● GIVEN TASK: Which lines hold the word "countries"? Copy each one.

● MATERIAL SUPPLIED:
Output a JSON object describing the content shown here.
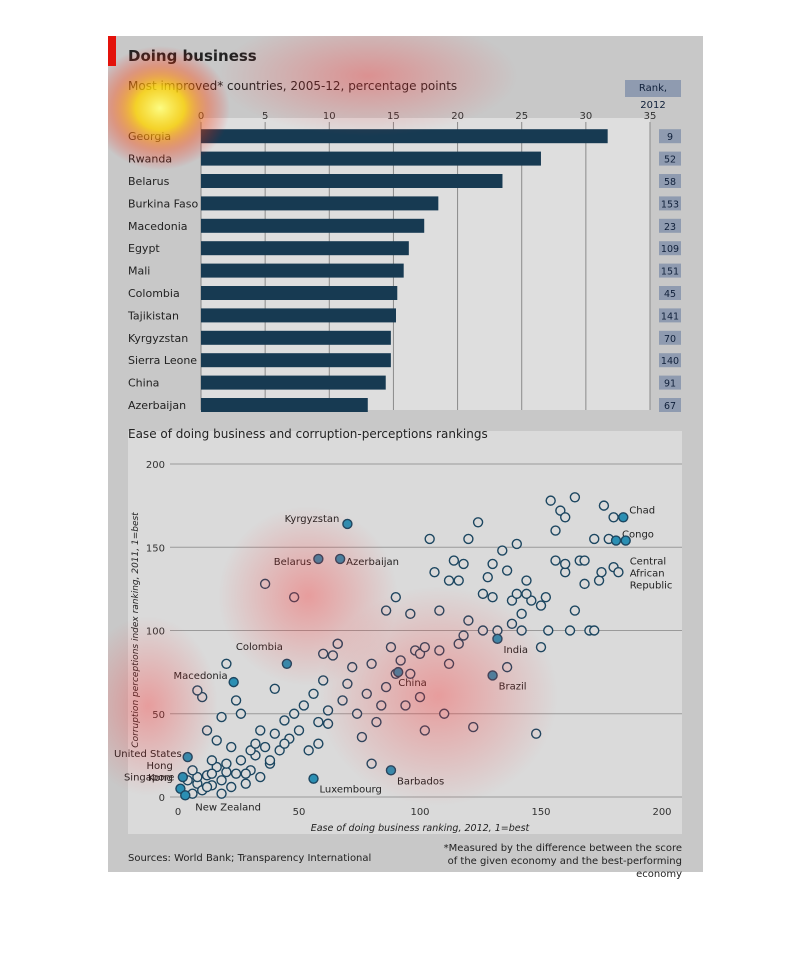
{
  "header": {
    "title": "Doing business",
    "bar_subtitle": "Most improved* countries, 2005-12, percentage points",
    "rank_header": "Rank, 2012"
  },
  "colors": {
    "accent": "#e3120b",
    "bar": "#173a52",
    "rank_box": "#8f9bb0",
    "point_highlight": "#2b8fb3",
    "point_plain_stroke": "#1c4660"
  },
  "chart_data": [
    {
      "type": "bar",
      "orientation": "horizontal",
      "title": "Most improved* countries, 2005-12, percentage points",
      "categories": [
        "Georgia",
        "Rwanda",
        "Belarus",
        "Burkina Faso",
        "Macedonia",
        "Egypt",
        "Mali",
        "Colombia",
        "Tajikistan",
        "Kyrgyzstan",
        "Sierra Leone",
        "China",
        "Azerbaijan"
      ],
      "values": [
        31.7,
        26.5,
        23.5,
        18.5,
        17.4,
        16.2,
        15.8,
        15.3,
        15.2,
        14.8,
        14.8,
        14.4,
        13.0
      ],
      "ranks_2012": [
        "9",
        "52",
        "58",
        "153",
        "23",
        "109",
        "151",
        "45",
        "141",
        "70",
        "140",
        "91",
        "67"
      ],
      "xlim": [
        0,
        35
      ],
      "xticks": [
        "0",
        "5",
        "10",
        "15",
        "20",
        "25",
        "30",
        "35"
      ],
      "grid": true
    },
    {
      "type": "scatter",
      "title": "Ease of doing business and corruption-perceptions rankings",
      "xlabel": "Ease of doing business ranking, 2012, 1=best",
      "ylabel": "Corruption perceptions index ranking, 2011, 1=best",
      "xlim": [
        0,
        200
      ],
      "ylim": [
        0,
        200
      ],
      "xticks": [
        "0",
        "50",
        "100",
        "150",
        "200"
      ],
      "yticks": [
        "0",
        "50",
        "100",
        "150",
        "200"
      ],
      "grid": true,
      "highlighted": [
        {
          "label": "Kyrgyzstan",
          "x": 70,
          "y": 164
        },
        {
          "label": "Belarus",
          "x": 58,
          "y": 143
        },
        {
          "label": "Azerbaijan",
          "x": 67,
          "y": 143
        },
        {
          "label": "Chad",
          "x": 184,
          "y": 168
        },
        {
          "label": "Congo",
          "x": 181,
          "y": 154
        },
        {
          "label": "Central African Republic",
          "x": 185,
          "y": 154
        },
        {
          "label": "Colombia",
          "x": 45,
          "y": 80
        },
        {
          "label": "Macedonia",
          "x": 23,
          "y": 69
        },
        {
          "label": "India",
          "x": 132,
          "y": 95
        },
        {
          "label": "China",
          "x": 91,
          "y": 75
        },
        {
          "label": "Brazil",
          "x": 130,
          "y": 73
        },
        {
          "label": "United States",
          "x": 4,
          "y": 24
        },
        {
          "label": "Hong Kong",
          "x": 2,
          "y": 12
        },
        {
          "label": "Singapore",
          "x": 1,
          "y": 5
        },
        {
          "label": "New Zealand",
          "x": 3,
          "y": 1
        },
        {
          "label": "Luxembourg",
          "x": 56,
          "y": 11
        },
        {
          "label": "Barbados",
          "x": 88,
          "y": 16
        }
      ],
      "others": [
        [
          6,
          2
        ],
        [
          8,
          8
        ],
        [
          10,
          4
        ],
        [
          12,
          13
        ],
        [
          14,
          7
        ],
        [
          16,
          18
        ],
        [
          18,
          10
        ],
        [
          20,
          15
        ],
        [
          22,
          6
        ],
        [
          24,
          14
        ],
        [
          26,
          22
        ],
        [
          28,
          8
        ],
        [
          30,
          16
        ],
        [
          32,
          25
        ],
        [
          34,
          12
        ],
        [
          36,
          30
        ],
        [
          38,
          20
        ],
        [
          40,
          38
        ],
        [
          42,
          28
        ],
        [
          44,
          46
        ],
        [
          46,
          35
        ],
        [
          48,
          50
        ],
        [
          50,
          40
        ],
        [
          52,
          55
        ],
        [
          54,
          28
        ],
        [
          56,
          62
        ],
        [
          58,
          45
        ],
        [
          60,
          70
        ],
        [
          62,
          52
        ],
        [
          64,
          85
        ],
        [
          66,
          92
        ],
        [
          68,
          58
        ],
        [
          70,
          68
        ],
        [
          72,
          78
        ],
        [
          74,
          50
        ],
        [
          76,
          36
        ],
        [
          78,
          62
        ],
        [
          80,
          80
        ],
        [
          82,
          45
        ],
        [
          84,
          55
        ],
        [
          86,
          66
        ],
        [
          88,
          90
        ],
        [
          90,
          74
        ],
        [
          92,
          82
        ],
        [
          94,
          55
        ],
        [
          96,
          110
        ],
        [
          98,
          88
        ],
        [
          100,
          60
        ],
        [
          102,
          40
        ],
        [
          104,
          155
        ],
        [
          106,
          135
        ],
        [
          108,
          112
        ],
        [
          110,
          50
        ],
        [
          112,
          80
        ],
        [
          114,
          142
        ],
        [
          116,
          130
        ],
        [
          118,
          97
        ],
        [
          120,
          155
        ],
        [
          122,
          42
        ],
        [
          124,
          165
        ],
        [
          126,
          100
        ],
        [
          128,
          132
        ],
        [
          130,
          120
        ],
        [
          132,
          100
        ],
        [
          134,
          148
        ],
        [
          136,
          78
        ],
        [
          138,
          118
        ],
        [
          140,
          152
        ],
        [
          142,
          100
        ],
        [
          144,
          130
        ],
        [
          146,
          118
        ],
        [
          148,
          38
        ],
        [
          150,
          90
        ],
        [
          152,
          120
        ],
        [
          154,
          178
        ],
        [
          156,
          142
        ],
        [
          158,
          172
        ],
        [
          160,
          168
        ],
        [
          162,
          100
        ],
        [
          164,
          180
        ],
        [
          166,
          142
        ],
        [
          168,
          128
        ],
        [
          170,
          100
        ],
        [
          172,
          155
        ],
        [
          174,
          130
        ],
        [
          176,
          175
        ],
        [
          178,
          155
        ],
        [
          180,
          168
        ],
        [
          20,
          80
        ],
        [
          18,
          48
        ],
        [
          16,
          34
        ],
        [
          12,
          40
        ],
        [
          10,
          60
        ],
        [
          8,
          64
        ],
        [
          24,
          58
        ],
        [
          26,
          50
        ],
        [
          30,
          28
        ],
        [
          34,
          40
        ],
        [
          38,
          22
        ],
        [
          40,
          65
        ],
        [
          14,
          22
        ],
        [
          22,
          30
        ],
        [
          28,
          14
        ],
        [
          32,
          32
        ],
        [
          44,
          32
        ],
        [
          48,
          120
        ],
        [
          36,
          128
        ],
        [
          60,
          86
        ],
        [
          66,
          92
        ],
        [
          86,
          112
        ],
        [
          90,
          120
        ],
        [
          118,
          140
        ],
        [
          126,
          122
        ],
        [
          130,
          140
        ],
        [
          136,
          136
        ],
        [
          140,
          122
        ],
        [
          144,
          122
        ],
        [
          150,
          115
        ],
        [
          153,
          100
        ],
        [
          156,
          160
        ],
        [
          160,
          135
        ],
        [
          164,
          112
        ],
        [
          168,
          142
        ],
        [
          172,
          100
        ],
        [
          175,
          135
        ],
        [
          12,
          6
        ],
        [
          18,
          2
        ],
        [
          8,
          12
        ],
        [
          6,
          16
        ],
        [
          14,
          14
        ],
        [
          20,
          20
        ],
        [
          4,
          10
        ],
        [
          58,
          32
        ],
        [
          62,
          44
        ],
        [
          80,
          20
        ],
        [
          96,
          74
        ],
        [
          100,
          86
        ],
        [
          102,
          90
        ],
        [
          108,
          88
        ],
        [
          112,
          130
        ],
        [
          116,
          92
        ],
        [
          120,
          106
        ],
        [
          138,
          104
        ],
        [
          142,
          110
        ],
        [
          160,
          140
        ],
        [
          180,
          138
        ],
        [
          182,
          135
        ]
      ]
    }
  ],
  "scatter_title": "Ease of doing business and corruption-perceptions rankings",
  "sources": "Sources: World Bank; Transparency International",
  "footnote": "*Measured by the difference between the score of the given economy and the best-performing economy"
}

● TASK ANSWER:
    "bar_subtitle": "Most improved* countries, 2005-12, percentage points",
      "title": "Most improved* countries, 2005-12, percentage points",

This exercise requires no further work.